__EXERCISE AIM__. Reproduce the listing below without changes, except that pictures are left out.

══ LISTED RECORDS ══

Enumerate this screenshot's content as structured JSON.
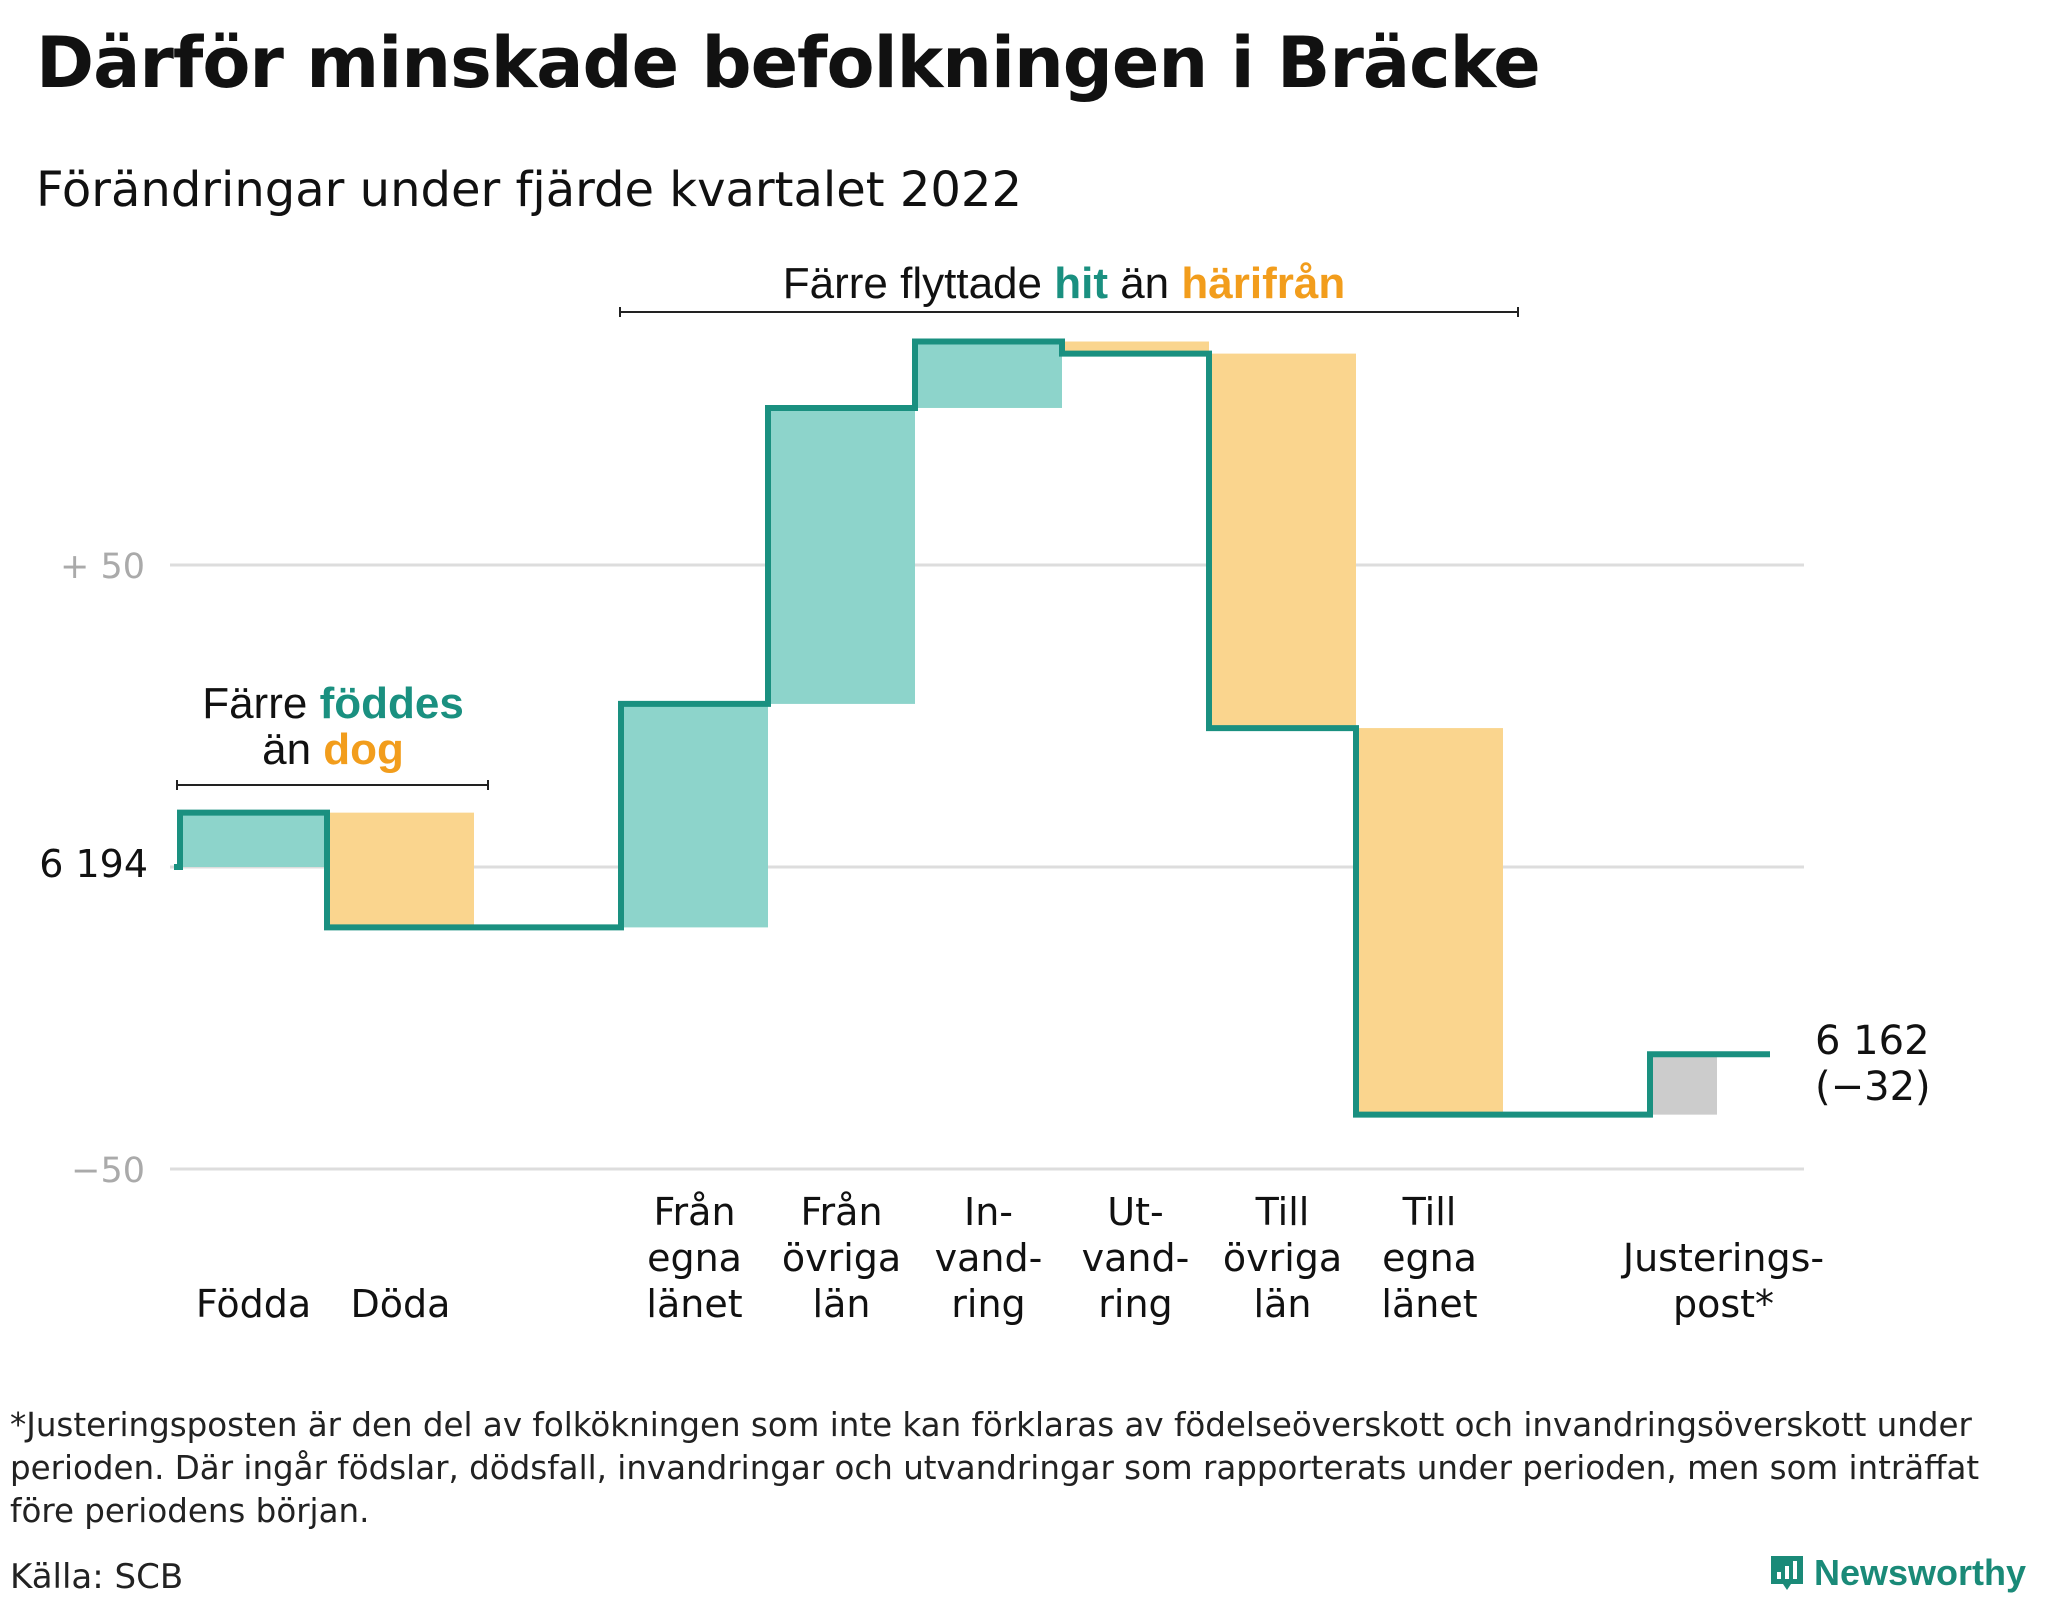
{
  "title": "Därför minskade befolkningen i Bräcke",
  "subtitle": "Förändringar under fjärde kvartalet 2022",
  "colors": {
    "inflow": "#8dd4cb",
    "outflow": "#fad58e",
    "adjustment": "#cccccc",
    "line": "#1a9080",
    "accent_teal": "#1a9080",
    "accent_orange": "#f29d1c",
    "grid": "#dddddd",
    "tick_text": "#aaaaaa"
  },
  "chart_data": {
    "type": "waterfall",
    "start_value": 6194,
    "start_label": "6 194",
    "end_value": 6162,
    "end_labels": [
      "6 162",
      "(−32)"
    ],
    "y_axis_ticks": [
      {
        "value": 50,
        "label": "+ 50"
      },
      {
        "value": 0,
        "label": ""
      },
      {
        "value": -50,
        "label": "−50"
      }
    ],
    "ylim": [
      -52,
      95
    ],
    "steps": [
      {
        "label_lines": [
          "Födda"
        ],
        "change": 9,
        "kind": "inflow"
      },
      {
        "label_lines": [
          "Döda"
        ],
        "change": -19,
        "kind": "outflow"
      },
      {
        "label_lines": [
          ""
        ],
        "change": 0,
        "kind": "gap"
      },
      {
        "label_lines": [
          "Från",
          "egna",
          "länet"
        ],
        "change": 37,
        "kind": "inflow"
      },
      {
        "label_lines": [
          "Från",
          "övriga",
          "län"
        ],
        "change": 49,
        "kind": "inflow"
      },
      {
        "label_lines": [
          "In-",
          "vand-",
          "ring"
        ],
        "change": 11,
        "kind": "inflow"
      },
      {
        "label_lines": [
          "Ut-",
          "vand-",
          "ring"
        ],
        "change": -2,
        "kind": "outflow"
      },
      {
        "label_lines": [
          "Till",
          "övriga",
          "län"
        ],
        "change": -62,
        "kind": "outflow"
      },
      {
        "label_lines": [
          "Till",
          "egna",
          "länet"
        ],
        "change": -64,
        "kind": "outflow"
      },
      {
        "label_lines": [
          ""
        ],
        "change": 0,
        "kind": "gap"
      },
      {
        "label_lines": [
          "Justerings-",
          "post*"
        ],
        "change": 10,
        "kind": "adjustment"
      }
    ],
    "annotations": {
      "births": {
        "line1": [
          "Färre ",
          "föddes"
        ],
        "line2": [
          "än ",
          "dog"
        ]
      },
      "migration": [
        "Färre flyttade ",
        "hit",
        " än ",
        "härifrån"
      ]
    },
    "grid": true
  },
  "footnote": "*Justeringsposten är den del av folkökningen som inte kan förklaras av födelseöverskott och invandringsöverskott under perioden. Där ingår födslar, dödsfall, invandringar och utvandringar som rapporterats under perioden, men som inträffat före periodens början.",
  "source": "Källa: SCB",
  "brand": {
    "name": "Newsworthy",
    "icon": "newsworthy-logo-icon"
  }
}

═══

__FULL OUTPUT__.
Enumerate this screenshot's content as structured JSON.
{
  "title": "Därför minskade befolkningen i Bräcke",
  "subtitle": "Förändringar under fjärde kvartalet 2022",
  "colors": {
    "inflow": "#8dd4cb",
    "outflow": "#fad58e",
    "adjustment": "#cccccc",
    "line": "#1a9080",
    "accent_teal": "#1a9080",
    "accent_orange": "#f29d1c",
    "grid": "#dddddd",
    "tick_text": "#aaaaaa"
  },
  "chart_data": {
    "type": "waterfall",
    "start_value": 6194,
    "start_label": "6 194",
    "end_value": 6162,
    "end_labels": [
      "6 162",
      "(−32)"
    ],
    "y_axis_ticks": [
      {
        "value": 50,
        "label": "+ 50"
      },
      {
        "value": 0,
        "label": ""
      },
      {
        "value": -50,
        "label": "−50"
      }
    ],
    "ylim": [
      -52,
      95
    ],
    "steps": [
      {
        "label_lines": [
          "Födda"
        ],
        "change": 9,
        "kind": "inflow"
      },
      {
        "label_lines": [
          "Döda"
        ],
        "change": -19,
        "kind": "outflow"
      },
      {
        "label_lines": [
          ""
        ],
        "change": 0,
        "kind": "gap"
      },
      {
        "label_lines": [
          "Från",
          "egna",
          "länet"
        ],
        "change": 37,
        "kind": "inflow"
      },
      {
        "label_lines": [
          "Från",
          "övriga",
          "län"
        ],
        "change": 49,
        "kind": "inflow"
      },
      {
        "label_lines": [
          "In-",
          "vand-",
          "ring"
        ],
        "change": 11,
        "kind": "inflow"
      },
      {
        "label_lines": [
          "Ut-",
          "vand-",
          "ring"
        ],
        "change": -2,
        "kind": "outflow"
      },
      {
        "label_lines": [
          "Till",
          "övriga",
          "län"
        ],
        "change": -62,
        "kind": "outflow"
      },
      {
        "label_lines": [
          "Till",
          "egna",
          "länet"
        ],
        "change": -64,
        "kind": "outflow"
      },
      {
        "label_lines": [
          ""
        ],
        "change": 0,
        "kind": "gap"
      },
      {
        "label_lines": [
          "Justerings-",
          "post*"
        ],
        "change": 10,
        "kind": "adjustment"
      }
    ],
    "annotations": {
      "births": {
        "line1": [
          "Färre ",
          "föddes"
        ],
        "line2": [
          "än ",
          "dog"
        ]
      },
      "migration": [
        "Färre flyttade ",
        "hit",
        " än ",
        "härifrån"
      ]
    },
    "grid": true
  },
  "footnote": "*Justeringsposten är den del av folkökningen som inte kan förklaras av födelseöverskott och invandringsöverskott under perioden. Där ingår födslar, dödsfall, invandringar och utvandringar som rapporterats under perioden, men som inträffat före periodens början.",
  "source": "Källa: SCB",
  "brand": {
    "name": "Newsworthy",
    "icon": "newsworthy-logo-icon"
  }
}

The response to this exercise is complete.